* _What is required_
Gather the lines from the material that contain "price".

##### Extracted data #####

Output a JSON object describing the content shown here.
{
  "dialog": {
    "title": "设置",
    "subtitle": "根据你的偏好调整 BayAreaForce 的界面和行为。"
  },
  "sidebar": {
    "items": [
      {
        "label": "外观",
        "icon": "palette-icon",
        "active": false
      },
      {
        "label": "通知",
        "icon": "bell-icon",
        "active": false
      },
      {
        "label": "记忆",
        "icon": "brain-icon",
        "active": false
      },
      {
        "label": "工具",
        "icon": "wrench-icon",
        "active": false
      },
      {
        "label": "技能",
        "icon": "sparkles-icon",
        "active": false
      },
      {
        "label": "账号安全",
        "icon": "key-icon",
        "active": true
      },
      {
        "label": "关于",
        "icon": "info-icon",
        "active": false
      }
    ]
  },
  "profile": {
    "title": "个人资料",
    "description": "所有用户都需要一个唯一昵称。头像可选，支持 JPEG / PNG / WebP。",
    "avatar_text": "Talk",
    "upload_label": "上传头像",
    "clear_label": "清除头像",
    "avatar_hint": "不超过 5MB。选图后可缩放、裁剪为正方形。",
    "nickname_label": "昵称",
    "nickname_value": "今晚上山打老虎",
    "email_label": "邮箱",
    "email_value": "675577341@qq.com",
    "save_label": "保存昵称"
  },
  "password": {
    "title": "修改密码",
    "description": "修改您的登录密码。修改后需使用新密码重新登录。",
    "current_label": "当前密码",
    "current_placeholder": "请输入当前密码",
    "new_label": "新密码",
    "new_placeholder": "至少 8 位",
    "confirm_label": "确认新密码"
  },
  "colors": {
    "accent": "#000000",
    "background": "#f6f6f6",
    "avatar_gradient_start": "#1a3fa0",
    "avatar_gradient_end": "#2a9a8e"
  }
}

#####
##### Extracted data #####

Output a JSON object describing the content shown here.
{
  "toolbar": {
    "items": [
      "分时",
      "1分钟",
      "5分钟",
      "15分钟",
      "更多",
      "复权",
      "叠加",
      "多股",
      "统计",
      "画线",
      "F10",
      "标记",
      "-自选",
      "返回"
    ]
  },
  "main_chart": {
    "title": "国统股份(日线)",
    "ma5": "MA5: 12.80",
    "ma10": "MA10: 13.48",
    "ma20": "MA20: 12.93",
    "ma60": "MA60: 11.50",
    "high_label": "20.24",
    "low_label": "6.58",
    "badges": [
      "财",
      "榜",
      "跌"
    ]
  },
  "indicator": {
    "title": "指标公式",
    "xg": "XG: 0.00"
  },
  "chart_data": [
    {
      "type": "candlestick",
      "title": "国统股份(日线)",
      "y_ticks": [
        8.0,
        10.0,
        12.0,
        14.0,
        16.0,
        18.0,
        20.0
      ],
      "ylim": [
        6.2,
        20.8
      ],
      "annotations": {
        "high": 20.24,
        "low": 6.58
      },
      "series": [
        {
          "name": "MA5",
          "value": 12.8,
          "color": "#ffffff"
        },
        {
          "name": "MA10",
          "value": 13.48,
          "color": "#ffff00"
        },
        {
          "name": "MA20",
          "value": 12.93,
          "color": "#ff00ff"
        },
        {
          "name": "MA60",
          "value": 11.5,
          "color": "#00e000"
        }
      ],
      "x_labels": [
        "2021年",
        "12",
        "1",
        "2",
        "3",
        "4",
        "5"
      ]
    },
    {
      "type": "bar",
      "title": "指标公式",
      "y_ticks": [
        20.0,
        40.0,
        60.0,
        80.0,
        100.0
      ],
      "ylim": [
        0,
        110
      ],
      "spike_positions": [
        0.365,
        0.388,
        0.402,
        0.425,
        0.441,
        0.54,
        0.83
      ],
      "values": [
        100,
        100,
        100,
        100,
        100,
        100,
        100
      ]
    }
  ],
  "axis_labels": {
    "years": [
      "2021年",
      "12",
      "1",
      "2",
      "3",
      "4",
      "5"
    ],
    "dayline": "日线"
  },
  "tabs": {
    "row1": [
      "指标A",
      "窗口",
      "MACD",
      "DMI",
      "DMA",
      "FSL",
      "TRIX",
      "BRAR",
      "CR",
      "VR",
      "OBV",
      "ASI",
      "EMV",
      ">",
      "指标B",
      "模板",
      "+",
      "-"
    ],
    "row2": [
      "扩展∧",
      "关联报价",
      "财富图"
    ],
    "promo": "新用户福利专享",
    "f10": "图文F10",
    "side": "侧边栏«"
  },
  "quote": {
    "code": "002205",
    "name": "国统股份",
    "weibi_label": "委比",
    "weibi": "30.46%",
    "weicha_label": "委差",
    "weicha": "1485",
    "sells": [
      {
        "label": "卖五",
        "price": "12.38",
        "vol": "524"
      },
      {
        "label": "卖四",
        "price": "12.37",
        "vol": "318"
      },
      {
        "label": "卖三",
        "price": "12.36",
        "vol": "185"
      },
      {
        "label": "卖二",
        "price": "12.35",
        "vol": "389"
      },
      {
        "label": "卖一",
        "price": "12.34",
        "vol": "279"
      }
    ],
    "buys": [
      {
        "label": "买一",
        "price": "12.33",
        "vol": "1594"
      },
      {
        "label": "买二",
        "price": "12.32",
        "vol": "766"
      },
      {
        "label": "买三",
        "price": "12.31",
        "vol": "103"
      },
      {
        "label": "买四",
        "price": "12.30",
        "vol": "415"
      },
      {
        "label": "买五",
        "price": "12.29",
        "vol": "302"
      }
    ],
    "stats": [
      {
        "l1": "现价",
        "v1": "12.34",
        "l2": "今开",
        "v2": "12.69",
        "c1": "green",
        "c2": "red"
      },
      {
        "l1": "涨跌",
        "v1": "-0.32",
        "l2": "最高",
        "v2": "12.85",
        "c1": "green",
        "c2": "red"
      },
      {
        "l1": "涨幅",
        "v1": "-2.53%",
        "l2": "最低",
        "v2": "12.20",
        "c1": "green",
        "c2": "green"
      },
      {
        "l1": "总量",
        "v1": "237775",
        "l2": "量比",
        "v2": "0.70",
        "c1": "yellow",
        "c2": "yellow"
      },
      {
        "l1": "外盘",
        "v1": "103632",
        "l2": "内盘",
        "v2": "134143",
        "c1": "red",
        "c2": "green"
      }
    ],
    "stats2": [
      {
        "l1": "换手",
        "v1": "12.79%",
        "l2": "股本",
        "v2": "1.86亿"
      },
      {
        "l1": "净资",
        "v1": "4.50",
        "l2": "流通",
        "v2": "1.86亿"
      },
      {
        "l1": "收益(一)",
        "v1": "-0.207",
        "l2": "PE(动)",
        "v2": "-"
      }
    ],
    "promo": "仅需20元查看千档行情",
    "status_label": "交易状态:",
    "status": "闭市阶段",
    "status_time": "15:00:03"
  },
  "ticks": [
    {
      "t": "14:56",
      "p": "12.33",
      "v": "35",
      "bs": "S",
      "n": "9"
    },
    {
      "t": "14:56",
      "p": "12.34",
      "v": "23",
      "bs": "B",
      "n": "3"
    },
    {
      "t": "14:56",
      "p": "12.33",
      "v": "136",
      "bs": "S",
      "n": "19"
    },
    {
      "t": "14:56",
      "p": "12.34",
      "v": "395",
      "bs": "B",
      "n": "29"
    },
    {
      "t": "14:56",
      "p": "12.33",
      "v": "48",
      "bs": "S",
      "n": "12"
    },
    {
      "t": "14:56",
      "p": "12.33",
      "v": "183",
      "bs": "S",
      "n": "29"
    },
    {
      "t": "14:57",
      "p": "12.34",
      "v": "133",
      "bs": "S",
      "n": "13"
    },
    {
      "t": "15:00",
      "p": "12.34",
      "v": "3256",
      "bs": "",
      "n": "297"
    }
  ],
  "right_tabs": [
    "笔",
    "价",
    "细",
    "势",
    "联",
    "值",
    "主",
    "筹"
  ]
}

#####

* _Task response_
        "price": "12.38",
        "price": "12.37",
        "price": "12.36",
        "price": "12.35",
        "price": "12.34",
        "price": "12.33",
        "price": "12.32",
        "price": "12.31",
        "price": "12.30",
        "price": "12.29",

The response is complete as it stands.